• Provided material:
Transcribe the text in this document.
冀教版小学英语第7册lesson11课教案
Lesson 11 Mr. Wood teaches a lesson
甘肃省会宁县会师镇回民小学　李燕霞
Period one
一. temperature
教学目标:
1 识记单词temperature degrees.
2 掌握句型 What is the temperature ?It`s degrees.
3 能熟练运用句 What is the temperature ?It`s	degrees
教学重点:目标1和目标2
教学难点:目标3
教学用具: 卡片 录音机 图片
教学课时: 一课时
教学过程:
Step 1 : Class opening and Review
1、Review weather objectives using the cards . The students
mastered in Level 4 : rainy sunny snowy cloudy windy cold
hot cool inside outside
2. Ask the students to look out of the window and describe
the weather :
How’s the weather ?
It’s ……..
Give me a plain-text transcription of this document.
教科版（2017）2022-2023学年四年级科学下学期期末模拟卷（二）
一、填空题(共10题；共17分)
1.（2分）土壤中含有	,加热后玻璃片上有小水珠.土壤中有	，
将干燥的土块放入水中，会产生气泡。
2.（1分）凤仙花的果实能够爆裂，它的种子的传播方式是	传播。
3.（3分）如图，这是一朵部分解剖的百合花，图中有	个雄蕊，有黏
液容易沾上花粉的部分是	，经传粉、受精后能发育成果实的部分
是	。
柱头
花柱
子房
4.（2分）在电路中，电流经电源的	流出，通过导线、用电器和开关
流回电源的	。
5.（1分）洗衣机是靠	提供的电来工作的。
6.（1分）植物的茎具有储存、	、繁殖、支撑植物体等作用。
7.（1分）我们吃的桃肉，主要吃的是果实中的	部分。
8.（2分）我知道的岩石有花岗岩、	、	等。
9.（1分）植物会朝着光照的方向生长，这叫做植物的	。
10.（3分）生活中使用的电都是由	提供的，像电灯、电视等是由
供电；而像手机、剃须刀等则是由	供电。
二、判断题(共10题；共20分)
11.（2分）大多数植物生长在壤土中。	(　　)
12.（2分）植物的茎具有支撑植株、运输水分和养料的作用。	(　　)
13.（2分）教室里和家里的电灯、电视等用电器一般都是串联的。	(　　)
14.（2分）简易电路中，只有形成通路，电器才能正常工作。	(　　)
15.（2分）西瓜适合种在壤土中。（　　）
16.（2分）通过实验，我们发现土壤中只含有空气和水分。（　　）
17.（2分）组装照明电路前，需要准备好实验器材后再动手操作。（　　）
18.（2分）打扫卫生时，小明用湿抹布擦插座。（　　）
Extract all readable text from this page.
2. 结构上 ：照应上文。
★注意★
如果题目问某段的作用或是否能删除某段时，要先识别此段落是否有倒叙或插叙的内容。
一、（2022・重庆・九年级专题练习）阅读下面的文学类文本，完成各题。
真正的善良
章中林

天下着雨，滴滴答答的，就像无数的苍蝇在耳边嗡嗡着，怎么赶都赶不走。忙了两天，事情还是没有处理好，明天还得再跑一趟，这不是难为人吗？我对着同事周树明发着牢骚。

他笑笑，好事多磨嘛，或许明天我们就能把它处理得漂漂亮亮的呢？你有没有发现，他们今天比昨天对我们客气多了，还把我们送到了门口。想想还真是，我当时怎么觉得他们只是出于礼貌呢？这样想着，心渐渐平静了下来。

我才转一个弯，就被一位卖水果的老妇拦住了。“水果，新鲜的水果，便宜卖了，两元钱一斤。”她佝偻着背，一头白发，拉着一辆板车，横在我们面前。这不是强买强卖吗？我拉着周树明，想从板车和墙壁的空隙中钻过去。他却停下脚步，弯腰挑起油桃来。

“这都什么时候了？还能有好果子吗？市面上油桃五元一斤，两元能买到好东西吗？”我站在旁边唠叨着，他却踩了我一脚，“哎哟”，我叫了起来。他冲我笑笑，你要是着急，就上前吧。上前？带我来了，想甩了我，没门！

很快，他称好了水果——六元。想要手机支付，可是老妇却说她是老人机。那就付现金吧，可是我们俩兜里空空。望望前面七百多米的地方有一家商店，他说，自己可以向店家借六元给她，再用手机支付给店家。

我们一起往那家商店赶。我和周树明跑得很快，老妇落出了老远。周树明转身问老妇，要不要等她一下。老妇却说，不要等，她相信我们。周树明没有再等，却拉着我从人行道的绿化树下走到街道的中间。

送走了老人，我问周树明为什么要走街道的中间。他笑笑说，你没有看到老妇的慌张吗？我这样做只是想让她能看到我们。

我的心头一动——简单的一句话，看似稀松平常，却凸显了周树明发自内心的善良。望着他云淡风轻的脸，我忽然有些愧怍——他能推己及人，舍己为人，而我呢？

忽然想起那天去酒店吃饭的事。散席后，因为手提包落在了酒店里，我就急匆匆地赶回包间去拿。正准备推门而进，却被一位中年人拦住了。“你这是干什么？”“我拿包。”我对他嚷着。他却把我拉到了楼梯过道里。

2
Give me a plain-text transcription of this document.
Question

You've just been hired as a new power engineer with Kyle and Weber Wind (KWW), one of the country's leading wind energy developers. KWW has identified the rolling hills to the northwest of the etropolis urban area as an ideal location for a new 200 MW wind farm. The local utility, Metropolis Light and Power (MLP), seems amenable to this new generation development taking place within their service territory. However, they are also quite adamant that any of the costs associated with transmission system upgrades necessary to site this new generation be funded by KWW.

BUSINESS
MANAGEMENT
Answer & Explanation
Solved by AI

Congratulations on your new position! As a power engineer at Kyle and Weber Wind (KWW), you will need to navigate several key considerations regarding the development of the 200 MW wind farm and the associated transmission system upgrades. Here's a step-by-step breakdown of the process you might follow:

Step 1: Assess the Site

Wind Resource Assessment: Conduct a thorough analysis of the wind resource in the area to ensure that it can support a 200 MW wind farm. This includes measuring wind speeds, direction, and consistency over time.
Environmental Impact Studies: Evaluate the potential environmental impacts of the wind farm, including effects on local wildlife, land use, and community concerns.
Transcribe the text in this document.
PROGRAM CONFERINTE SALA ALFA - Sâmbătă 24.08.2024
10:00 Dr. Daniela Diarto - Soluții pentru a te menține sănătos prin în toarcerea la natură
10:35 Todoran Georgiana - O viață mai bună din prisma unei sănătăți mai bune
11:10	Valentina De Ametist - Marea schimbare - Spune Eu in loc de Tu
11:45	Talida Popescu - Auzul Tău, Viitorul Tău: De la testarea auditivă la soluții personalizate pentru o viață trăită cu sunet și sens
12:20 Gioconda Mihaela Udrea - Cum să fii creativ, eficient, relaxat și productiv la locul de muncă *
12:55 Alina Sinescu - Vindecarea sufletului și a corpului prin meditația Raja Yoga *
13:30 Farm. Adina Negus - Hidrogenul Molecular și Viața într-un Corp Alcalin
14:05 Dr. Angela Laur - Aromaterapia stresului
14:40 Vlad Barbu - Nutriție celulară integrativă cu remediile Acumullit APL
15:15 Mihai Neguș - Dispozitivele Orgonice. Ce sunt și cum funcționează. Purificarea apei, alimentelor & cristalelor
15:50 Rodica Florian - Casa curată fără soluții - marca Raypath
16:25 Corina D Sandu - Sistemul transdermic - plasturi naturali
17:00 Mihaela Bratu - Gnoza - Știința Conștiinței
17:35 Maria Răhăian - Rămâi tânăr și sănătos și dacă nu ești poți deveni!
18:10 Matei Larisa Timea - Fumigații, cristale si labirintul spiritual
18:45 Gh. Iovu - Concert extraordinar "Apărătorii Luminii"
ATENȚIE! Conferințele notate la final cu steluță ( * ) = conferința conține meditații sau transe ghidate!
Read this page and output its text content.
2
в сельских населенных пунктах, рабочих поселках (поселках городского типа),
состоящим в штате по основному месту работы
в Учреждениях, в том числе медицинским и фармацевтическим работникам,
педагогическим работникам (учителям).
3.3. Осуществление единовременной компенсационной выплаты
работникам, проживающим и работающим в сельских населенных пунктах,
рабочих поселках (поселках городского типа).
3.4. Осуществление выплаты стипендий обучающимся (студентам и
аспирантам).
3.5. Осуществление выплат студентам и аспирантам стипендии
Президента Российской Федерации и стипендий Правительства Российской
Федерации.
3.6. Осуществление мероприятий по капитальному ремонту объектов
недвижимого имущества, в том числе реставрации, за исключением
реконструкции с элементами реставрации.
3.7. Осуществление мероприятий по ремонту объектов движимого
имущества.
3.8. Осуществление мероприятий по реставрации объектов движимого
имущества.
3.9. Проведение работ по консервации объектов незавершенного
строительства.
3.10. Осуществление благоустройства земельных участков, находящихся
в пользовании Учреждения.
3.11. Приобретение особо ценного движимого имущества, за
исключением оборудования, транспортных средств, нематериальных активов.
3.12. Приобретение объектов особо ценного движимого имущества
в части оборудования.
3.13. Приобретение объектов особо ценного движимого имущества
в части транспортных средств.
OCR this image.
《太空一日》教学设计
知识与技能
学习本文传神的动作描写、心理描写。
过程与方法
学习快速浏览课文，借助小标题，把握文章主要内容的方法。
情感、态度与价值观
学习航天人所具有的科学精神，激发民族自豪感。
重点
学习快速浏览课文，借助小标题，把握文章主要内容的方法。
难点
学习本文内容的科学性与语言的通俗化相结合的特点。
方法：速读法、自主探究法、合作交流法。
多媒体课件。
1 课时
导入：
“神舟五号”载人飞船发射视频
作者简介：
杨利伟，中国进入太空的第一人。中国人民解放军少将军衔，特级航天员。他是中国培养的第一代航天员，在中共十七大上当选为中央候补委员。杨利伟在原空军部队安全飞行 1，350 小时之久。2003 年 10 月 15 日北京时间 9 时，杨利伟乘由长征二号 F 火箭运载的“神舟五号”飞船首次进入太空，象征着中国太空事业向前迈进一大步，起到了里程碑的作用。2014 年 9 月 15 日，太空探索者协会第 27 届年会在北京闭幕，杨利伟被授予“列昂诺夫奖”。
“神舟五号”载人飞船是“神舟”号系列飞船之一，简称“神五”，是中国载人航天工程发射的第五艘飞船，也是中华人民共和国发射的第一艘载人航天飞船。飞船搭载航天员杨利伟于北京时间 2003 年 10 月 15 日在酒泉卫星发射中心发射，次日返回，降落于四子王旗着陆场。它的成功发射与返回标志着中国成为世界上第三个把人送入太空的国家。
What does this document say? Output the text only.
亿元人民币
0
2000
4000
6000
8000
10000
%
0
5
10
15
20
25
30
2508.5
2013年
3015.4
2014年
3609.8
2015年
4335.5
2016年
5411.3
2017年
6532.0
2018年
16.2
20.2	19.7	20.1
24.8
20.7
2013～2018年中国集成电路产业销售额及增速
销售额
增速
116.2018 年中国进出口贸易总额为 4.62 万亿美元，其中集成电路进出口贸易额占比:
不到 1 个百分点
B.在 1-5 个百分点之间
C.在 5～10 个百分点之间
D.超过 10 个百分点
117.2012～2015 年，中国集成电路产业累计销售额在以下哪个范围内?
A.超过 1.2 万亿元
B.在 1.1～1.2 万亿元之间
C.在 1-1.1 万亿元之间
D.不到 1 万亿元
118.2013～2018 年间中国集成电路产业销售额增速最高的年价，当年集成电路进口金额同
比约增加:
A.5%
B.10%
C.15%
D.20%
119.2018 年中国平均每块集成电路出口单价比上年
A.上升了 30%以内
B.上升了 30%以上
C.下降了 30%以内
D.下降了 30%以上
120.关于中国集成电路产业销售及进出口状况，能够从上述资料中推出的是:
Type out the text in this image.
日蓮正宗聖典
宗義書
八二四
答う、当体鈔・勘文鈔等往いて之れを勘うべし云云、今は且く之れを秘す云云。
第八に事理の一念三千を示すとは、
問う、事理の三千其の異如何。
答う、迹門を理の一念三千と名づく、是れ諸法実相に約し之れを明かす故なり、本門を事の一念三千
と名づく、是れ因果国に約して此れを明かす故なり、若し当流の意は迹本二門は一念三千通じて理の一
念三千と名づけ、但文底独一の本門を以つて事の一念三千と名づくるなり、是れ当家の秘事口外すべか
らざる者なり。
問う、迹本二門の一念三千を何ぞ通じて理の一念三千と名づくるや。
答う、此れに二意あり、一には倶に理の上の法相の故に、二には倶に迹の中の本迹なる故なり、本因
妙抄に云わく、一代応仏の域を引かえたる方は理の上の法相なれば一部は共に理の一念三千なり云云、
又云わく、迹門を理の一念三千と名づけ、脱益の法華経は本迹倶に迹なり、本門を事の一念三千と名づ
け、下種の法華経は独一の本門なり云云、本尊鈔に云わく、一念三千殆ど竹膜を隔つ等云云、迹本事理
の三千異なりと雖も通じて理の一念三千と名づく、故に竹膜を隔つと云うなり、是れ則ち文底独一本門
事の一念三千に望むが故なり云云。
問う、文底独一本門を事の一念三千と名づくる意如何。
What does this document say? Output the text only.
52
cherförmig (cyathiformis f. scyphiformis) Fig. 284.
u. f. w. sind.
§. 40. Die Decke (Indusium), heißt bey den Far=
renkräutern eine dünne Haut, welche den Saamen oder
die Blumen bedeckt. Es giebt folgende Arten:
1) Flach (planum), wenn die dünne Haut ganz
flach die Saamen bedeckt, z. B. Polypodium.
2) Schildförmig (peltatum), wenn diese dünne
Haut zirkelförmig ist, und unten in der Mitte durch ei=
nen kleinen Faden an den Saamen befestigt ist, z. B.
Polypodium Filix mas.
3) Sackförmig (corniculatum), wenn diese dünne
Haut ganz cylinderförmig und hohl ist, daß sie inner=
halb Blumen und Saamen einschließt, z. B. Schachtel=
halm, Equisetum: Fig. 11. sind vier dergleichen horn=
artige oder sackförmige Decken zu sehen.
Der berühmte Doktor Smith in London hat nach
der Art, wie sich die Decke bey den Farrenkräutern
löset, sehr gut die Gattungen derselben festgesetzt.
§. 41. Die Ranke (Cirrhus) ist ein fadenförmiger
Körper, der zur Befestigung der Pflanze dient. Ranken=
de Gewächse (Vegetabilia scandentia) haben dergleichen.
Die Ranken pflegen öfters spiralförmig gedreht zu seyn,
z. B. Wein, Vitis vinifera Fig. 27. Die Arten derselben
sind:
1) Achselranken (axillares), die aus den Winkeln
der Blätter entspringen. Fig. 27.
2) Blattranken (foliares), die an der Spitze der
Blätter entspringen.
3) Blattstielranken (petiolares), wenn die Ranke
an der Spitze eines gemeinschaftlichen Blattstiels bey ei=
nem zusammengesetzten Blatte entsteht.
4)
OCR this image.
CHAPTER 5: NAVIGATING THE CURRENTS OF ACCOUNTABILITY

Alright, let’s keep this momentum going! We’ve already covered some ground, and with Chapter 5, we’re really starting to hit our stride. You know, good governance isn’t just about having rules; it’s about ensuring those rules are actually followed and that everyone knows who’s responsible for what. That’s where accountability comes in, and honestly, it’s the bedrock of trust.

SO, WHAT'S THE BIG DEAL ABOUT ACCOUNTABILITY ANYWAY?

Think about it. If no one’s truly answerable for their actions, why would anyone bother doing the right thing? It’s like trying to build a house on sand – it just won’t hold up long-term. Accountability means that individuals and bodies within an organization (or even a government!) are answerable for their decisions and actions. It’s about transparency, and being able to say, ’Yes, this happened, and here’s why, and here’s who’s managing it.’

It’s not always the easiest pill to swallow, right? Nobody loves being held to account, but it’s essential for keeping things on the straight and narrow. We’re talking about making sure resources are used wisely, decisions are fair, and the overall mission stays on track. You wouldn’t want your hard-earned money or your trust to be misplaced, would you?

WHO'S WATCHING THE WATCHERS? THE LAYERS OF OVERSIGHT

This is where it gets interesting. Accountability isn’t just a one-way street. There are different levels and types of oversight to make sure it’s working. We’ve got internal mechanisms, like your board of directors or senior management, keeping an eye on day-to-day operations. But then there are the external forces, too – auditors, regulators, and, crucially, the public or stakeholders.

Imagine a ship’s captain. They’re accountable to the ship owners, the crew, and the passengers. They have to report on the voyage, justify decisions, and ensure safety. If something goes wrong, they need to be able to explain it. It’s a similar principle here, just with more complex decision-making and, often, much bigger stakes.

• Required work:
Report all lines of the data above that include the string "entspringen".

• Response to this exercise:
der Blätter entspringen. Fig. 27.
Blätter entspringen.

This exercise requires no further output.